• MATERIAL TO PROCESS
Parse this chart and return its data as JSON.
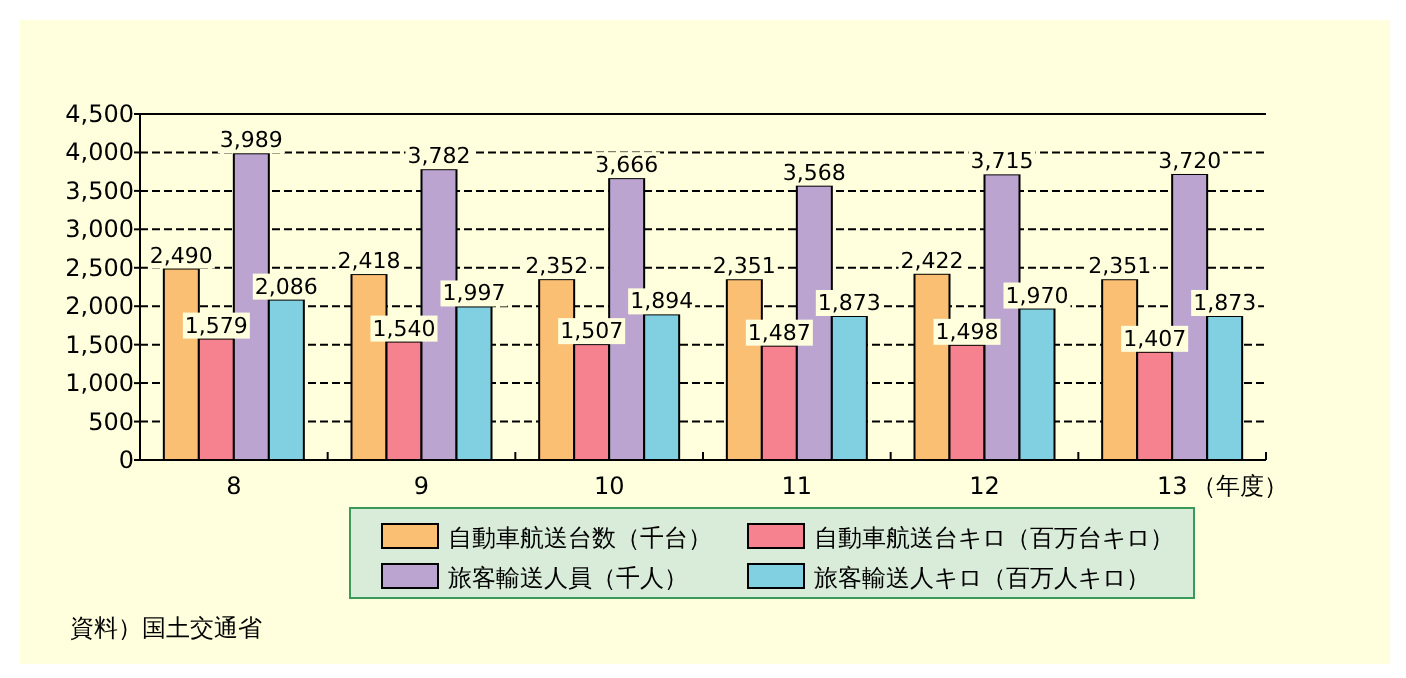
{
  "chart_data": {
    "type": "bar",
    "categories": [
      "8",
      "9",
      "10",
      "11",
      "12",
      "13"
    ],
    "xlabel": "（年度）",
    "series": [
      {
        "name": "自動車航送台数（千台）",
        "color": "#fbbf73",
        "values": [
          2490,
          2418,
          2352,
          2351,
          2422,
          2351
        ],
        "value_labels": [
          "2,490",
          "2,418",
          "2,352",
          "2,351",
          "2,422",
          "2,351"
        ]
      },
      {
        "name": "自動車航送台キロ（百万台キロ）",
        "color": "#f7828f",
        "values": [
          1579,
          1540,
          1507,
          1487,
          1498,
          1407
        ],
        "value_labels": [
          "1,579",
          "1,540",
          "1,507",
          "1,487",
          "1,498",
          "1,407"
        ]
      },
      {
        "name": "旅客輸送人員（千人）",
        "color": "#bca4d1",
        "values": [
          3989,
          3782,
          3666,
          3568,
          3715,
          3720
        ],
        "value_labels": [
          "3,989",
          "3,782",
          "3,666",
          "3,568",
          "3,715",
          "3,720"
        ]
      },
      {
        "name": "旅客輸送人キロ（百万人キロ）",
        "color": "#80d0e2",
        "values": [
          2086,
          1997,
          1894,
          1873,
          1970,
          1873
        ],
        "value_labels": [
          "2,086",
          "1,997",
          "1,894",
          "1,873",
          "1,970",
          "1,873"
        ]
      }
    ],
    "ylim": [
      0,
      4500
    ],
    "yticks": [
      {
        "value": 0,
        "label": "0"
      },
      {
        "value": 500,
        "label": "500"
      },
      {
        "value": 1000,
        "label": "1,000"
      },
      {
        "value": 1500,
        "label": "1,500"
      },
      {
        "value": 2000,
        "label": "2,000"
      },
      {
        "value": 2500,
        "label": "2,500"
      },
      {
        "value": 3000,
        "label": "3,000"
      },
      {
        "value": 3500,
        "label": "3,500"
      },
      {
        "value": 4000,
        "label": "4,000"
      },
      {
        "value": 4500,
        "label": "4,500"
      }
    ],
    "grid": "y",
    "legend": "bottom",
    "annotations": [
      "資料）国土交通省"
    ]
  }
}
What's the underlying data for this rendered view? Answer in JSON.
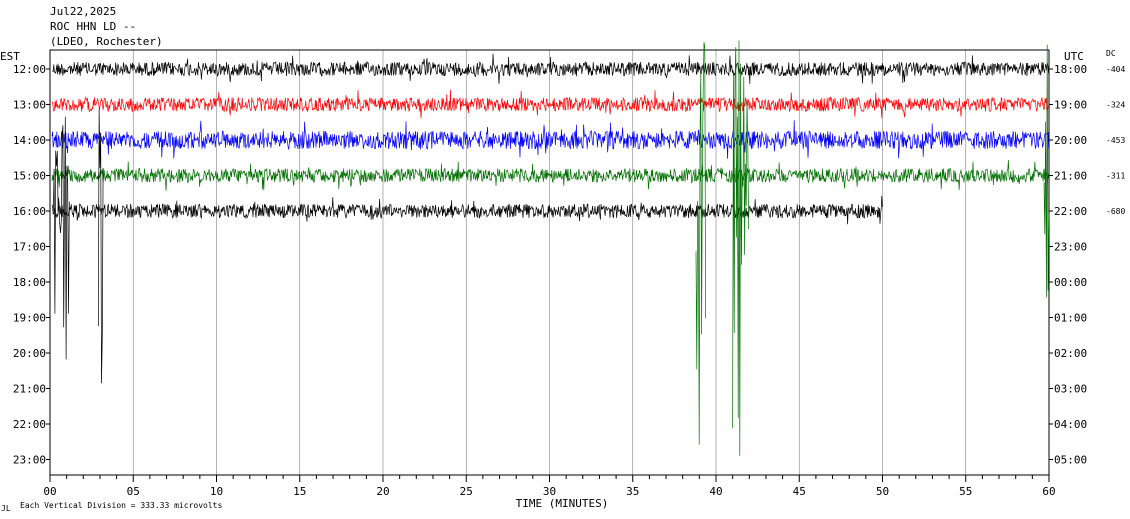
{
  "header": {
    "date": "Jul22,2025",
    "station": "ROC HHN LD --",
    "location": "(LDEO, Rochester)"
  },
  "labels": {
    "left_tz": "EST",
    "right_tz": "UTC",
    "dc": "DC",
    "footer_mark": "JL",
    "scale_note": "Each Vertical Division =  333.33 microvolts"
  },
  "colors": {
    "trace_cycle": [
      "#000000",
      "#ff0000",
      "#0000ff",
      "#007000"
    ],
    "grid": "#808080",
    "background": "#ffffff"
  },
  "chart_data": {
    "type": "line",
    "title": "",
    "xlabel": "TIME (MINUTES)",
    "ylabel": "",
    "xlim": [
      0,
      60
    ],
    "x_ticks": [
      "00",
      "01",
      "02",
      "03",
      "04",
      "05",
      "06",
      "07",
      "08",
      "09",
      "10",
      "11",
      "12",
      "13",
      "14",
      "15",
      "16",
      "17",
      "18",
      "19",
      "20",
      "21",
      "22",
      "23",
      "24",
      "25",
      "26",
      "27",
      "28",
      "29",
      "30",
      "31",
      "32",
      "33",
      "34",
      "35",
      "36",
      "37",
      "38",
      "39",
      "40",
      "41",
      "42",
      "43",
      "44",
      "45",
      "46",
      "47",
      "48",
      "49",
      "50",
      "51",
      "52",
      "53",
      "54",
      "55",
      "56",
      "57",
      "58",
      "59",
      "60"
    ],
    "x_tick_labels": [
      "00",
      "05",
      "10",
      "15",
      "20",
      "25",
      "30",
      "35",
      "40",
      "45",
      "50",
      "55",
      "60"
    ],
    "y_left_labels": [
      "12:00",
      "13:00",
      "14:00",
      "15:00",
      "16:00",
      "17:00",
      "18:00",
      "19:00",
      "20:00",
      "21:00",
      "22:00",
      "23:00"
    ],
    "y_right_labels": [
      "18:00",
      "19:00",
      "20:00",
      "21:00",
      "22:00",
      "23:00",
      "00:00",
      "01:00",
      "02:00",
      "03:00",
      "04:00",
      "05:00"
    ],
    "dc_values": [
      "-404",
      "-324",
      "-453",
      "-311",
      "-680"
    ],
    "series": [
      {
        "hour": "12:00",
        "end_minute": 60
      },
      {
        "hour": "13:00",
        "end_minute": 60
      },
      {
        "hour": "14:00",
        "end_minute": 60
      },
      {
        "hour": "15:00",
        "end_minute": 60
      },
      {
        "hour": "16:00",
        "end_minute": 50
      }
    ],
    "vertical_division_microvolts": 333.33
  }
}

• INSTRUCTIONS FOR THE TASK
Make a verbatim copy of all the entries and strip out the pictures.

• RESULT FOR THIS EXERCISE
Parse this chart and return its data as JSON.
{
  "chart_data": {
    "type": "bar",
    "categories": [
      "8",
      "9",
      "10",
      "11",
      "12",
      "13"
    ],
    "xlabel": "（年度）",
    "series": [
      {
        "name": "自動車航送台数（千台）",
        "color": "#fbbf73",
        "values": [
          2490,
          2418,
          2352,
          2351,
          2422,
          2351
        ],
        "value_labels": [
          "2,490",
          "2,418",
          "2,352",
          "2,351",
          "2,422",
          "2,351"
        ]
      },
      {
        "name": "自動車航送台キロ（百万台キロ）",
        "color": "#f7828f",
        "values": [
          1579,
          1540,
          1507,
          1487,
          1498,
          1407
        ],
        "value_labels": [
          "1,579",
          "1,540",
          "1,507",
          "1,487",
          "1,498",
          "1,407"
        ]
      },
      {
        "name": "旅客輸送人員（千人）",
        "color": "#bca4d1",
        "values": [
          3989,
          3782,
          3666,
          3568,
          3715,
          3720
        ],
        "value_labels": [
          "3,989",
          "3,782",
          "3,666",
          "3,568",
          "3,715",
          "3,720"
        ]
      },
      {
        "name": "旅客輸送人キロ（百万人キロ）",
        "color": "#80d0e2",
        "values": [
          2086,
          1997,
          1894,
          1873,
          1970,
          1873
        ],
        "value_labels": [
          "2,086",
          "1,997",
          "1,894",
          "1,873",
          "1,970",
          "1,873"
        ]
      }
    ],
    "ylim": [
      0,
      4500
    ],
    "yticks": [
      {
        "value": 0,
        "label": "0"
      },
      {
        "value": 500,
        "label": "500"
      },
      {
        "value": 1000,
        "label": "1,000"
      },
      {
        "value": 1500,
        "label": "1,500"
      },
      {
        "value": 2000,
        "label": "2,000"
      },
      {
        "value": 2500,
        "label": "2,500"
      },
      {
        "value": 3000,
        "label": "3,000"
      },
      {
        "value": 3500,
        "label": "3,500"
      },
      {
        "value": 4000,
        "label": "4,000"
      },
      {
        "value": 4500,
        "label": "4,500"
      }
    ],
    "grid": "y",
    "legend": "bottom",
    "annotations": [
      "資料）国土交通省"
    ]
  }
}
What's the underlying data for this rendered view? Answer in JSON.
{
  "header": {
    "date": "Jul22,2025",
    "station": "ROC HHN LD --",
    "location": "(LDEO, Rochester)"
  },
  "labels": {
    "left_tz": "EST",
    "right_tz": "UTC",
    "dc": "DC",
    "footer_mark": "JL",
    "scale_note": "Each Vertical Division =  333.33 microvolts"
  },
  "colors": {
    "trace_cycle": [
      "#000000",
      "#ff0000",
      "#0000ff",
      "#007000"
    ],
    "grid": "#808080",
    "background": "#ffffff"
  },
  "chart_data": {
    "type": "line",
    "title": "",
    "xlabel": "TIME (MINUTES)",
    "ylabel": "",
    "xlim": [
      0,
      60
    ],
    "x_ticks": [
      "00",
      "01",
      "02",
      "03",
      "04",
      "05",
      "06",
      "07",
      "08",
      "09",
      "10",
      "11",
      "12",
      "13",
      "14",
      "15",
      "16",
      "17",
      "18",
      "19",
      "20",
      "21",
      "22",
      "23",
      "24",
      "25",
      "26",
      "27",
      "28",
      "29",
      "30",
      "31",
      "32",
      "33",
      "34",
      "35",
      "36",
      "37",
      "38",
      "39",
      "40",
      "41",
      "42",
      "43",
      "44",
      "45",
      "46",
      "47",
      "48",
      "49",
      "50",
      "51",
      "52",
      "53",
      "54",
      "55",
      "56",
      "57",
      "58",
      "59",
      "60"
    ],
    "x_tick_labels": [
      "00",
      "05",
      "10",
      "15",
      "20",
      "25",
      "30",
      "35",
      "40",
      "45",
      "50",
      "55",
      "60"
    ],
    "y_left_labels": [
      "12:00",
      "13:00",
      "14:00",
      "15:00",
      "16:00",
      "17:00",
      "18:00",
      "19:00",
      "20:00",
      "21:00",
      "22:00",
      "23:00"
    ],
    "y_right_labels": [
      "18:00",
      "19:00",
      "20:00",
      "21:00",
      "22:00",
      "23:00",
      "00:00",
      "01:00",
      "02:00",
      "03:00",
      "04:00",
      "05:00"
    ],
    "dc_values": [
      "-404",
      "-324",
      "-453",
      "-311",
      "-680"
    ],
    "series": [
      {
        "hour": "12:00",
        "end_minute": 60
      },
      {
        "hour": "13:00",
        "end_minute": 60
      },
      {
        "hour": "14:00",
        "end_minute": 60
      },
      {
        "hour": "15:00",
        "end_minute": 60
      },
      {
        "hour": "16:00",
        "end_minute": 50
      }
    ],
    "vertical_division_microvolts": 333.33
  }
}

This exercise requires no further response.